**Material for this exercise:**

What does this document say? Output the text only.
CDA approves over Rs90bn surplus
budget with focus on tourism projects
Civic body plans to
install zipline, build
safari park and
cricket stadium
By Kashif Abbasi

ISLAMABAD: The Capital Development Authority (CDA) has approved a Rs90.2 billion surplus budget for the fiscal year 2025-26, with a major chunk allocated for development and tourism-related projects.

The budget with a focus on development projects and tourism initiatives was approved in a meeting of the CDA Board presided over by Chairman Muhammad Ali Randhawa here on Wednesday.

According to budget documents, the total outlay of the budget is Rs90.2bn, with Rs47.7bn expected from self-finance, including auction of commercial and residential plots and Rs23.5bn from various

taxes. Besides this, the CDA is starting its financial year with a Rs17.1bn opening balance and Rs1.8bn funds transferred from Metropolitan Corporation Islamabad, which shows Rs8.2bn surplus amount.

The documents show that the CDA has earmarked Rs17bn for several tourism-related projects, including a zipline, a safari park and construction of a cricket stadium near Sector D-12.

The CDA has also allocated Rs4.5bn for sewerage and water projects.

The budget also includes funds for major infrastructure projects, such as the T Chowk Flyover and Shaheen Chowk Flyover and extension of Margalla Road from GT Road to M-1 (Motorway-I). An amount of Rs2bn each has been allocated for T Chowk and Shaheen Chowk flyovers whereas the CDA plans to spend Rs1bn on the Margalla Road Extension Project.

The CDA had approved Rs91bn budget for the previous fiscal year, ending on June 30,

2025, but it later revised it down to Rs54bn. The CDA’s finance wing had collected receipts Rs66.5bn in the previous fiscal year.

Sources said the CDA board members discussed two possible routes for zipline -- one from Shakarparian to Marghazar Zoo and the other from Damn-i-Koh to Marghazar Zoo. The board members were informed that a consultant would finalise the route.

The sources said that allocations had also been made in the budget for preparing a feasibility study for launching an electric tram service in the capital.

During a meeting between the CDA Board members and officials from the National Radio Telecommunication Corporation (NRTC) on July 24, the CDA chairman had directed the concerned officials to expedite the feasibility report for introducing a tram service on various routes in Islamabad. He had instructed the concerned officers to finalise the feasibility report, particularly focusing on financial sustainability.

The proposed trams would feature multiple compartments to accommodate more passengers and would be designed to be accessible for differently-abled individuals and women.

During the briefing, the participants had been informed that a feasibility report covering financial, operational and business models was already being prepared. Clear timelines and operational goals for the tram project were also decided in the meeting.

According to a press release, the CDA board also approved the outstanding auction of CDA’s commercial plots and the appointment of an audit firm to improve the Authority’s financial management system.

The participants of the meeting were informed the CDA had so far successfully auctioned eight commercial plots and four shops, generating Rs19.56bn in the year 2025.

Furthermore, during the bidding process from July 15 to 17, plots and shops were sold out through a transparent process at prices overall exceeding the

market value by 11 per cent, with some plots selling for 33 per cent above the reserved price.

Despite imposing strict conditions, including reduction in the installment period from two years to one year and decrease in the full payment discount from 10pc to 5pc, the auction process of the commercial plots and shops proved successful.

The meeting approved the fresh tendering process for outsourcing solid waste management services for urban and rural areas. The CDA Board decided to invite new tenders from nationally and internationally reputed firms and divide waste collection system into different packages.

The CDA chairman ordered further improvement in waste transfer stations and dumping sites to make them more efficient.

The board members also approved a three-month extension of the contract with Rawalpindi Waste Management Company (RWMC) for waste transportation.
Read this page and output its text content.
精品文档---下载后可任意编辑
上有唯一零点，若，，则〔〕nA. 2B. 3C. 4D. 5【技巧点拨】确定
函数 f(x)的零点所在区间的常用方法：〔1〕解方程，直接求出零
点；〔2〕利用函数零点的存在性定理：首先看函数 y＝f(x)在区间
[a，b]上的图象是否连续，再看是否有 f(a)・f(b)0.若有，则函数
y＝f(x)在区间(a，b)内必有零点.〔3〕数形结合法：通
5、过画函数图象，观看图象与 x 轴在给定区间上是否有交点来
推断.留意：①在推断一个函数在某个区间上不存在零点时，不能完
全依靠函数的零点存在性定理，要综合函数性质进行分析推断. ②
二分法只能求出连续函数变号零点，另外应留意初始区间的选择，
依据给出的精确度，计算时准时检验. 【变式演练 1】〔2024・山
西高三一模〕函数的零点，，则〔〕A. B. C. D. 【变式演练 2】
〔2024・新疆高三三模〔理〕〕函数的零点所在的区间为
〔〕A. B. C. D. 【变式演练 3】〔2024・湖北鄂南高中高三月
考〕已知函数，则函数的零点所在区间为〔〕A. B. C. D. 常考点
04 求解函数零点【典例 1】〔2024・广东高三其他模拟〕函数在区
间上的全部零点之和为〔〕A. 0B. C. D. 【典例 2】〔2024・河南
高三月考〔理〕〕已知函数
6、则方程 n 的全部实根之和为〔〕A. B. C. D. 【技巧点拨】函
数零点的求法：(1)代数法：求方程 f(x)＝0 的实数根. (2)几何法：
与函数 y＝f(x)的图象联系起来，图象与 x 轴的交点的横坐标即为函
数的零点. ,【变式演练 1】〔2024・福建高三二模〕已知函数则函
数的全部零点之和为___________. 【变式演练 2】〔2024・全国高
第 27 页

**Directions:** Check each line of the records for "Authority" and copy the ones that contain it.

**Exercise answer:**
ISLAMABAD: The Capital Development Authority (CDA) has approved a Rs90.2 billion surplus budget for the fiscal year 2025-26, with a major chunk allocated for development and tourism-related projects.
According to a press release, the CDA board also approved the outstanding auction of CDA’s commercial plots and the appointment of an audit firm to improve the Authority’s financial management system.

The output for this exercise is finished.